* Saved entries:
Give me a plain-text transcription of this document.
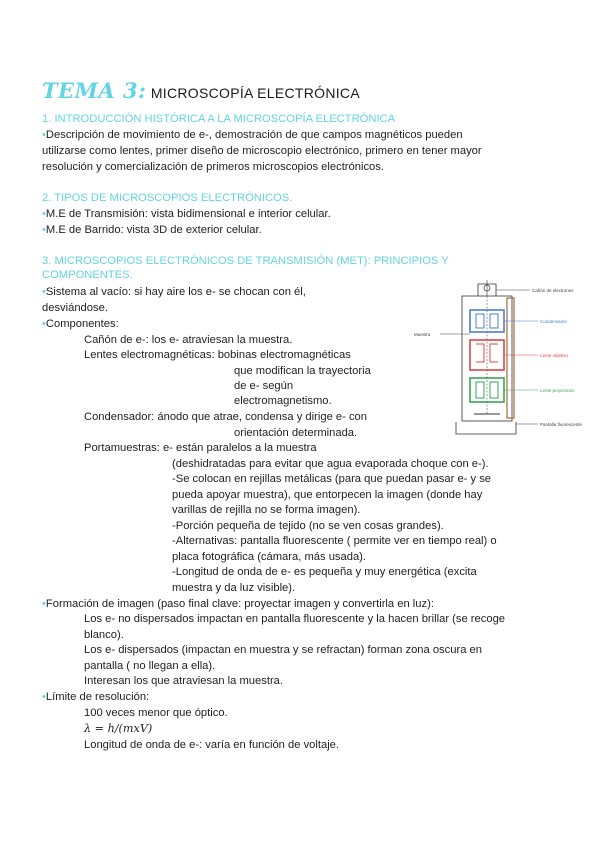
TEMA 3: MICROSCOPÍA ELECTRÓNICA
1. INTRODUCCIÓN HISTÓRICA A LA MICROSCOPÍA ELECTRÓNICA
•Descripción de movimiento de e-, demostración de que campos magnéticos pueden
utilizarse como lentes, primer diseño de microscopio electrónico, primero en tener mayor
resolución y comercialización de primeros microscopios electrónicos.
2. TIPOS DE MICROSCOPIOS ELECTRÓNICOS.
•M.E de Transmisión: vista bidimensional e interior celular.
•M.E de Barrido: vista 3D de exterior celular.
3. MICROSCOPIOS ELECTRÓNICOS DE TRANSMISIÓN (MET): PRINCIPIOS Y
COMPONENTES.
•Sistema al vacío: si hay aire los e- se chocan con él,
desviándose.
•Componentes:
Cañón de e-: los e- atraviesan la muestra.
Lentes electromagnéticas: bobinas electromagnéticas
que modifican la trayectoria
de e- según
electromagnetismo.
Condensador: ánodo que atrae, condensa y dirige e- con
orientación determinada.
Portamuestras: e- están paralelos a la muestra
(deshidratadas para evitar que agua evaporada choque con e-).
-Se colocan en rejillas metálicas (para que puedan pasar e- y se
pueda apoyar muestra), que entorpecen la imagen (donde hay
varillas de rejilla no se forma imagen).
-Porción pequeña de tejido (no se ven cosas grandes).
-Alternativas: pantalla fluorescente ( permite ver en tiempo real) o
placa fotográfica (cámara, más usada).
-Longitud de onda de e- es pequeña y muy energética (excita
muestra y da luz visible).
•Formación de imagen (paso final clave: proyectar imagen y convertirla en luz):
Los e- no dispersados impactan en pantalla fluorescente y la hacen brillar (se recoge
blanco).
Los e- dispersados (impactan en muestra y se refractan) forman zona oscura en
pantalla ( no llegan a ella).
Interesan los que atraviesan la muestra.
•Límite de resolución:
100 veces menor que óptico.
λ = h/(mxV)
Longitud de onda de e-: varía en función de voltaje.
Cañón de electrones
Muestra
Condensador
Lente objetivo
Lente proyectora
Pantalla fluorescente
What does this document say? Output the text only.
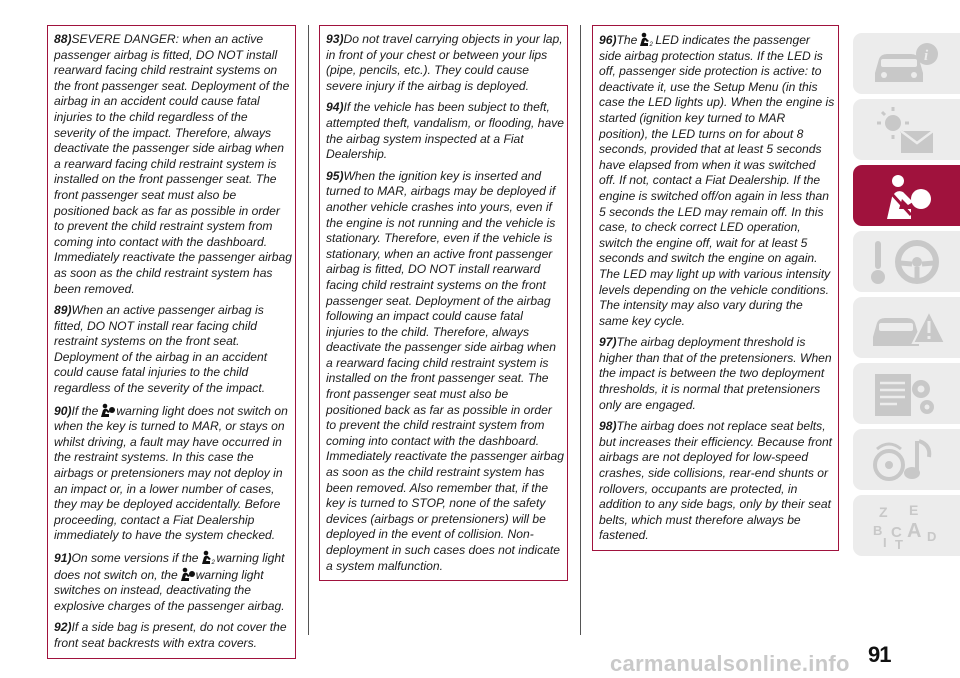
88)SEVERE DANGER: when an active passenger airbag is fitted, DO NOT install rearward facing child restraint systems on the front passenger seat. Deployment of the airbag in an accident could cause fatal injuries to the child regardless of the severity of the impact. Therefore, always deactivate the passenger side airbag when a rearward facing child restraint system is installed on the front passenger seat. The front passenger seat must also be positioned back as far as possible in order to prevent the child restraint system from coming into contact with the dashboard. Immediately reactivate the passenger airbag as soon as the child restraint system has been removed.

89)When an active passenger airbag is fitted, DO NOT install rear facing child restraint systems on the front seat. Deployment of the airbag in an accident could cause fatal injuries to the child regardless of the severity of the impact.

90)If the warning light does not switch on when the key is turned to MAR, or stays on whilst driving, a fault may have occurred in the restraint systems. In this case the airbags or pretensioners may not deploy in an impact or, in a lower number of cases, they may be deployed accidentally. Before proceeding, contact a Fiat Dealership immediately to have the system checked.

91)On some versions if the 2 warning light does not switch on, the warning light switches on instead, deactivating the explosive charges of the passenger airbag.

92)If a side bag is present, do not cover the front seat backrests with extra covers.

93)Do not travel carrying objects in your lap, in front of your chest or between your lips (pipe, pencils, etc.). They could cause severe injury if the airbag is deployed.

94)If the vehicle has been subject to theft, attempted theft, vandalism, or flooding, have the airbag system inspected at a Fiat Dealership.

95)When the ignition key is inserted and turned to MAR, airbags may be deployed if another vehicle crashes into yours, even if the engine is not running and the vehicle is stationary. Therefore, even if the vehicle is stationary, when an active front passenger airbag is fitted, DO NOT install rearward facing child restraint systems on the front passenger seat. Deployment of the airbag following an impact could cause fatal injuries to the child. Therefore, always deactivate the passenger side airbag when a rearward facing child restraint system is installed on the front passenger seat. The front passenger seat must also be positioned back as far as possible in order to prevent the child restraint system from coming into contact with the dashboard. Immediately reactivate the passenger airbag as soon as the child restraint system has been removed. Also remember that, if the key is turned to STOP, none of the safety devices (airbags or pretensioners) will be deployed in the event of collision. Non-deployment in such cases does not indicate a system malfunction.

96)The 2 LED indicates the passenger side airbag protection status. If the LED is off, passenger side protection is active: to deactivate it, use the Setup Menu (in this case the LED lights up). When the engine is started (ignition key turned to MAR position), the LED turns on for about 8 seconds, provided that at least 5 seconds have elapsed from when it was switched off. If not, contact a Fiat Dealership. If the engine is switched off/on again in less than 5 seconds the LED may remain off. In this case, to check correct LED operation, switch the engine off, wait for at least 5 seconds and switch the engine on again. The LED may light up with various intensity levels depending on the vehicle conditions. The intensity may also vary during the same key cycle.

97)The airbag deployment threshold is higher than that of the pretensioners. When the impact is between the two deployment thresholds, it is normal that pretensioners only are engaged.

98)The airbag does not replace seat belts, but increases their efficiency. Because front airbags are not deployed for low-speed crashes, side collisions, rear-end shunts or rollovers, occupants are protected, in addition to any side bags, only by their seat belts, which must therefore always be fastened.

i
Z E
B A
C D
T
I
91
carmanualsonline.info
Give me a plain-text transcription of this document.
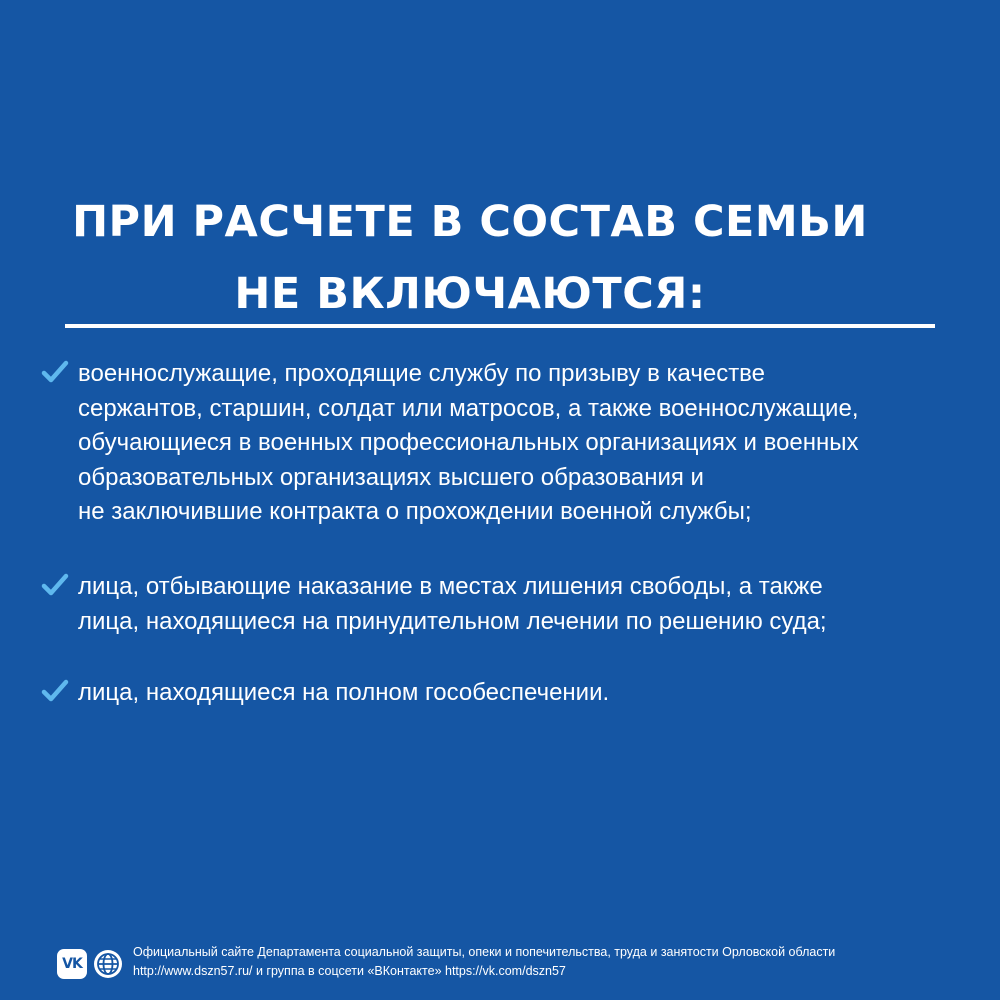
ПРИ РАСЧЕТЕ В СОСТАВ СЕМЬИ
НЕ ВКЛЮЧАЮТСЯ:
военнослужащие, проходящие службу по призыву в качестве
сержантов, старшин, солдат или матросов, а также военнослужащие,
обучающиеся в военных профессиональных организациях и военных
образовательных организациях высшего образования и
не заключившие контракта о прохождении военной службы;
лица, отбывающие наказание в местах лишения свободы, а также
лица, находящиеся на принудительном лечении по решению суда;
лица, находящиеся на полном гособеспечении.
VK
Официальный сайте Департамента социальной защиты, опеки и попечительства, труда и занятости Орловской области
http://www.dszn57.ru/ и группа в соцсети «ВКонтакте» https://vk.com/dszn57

* WHAT IS NEEDED: Write out each line of the data that holds the string "onda".

* SOLVED EXERCISE:
-Longitud de onda de e- es pequeña y muy energética (excita
Longitud de onda de e-: varía en función de voltaje.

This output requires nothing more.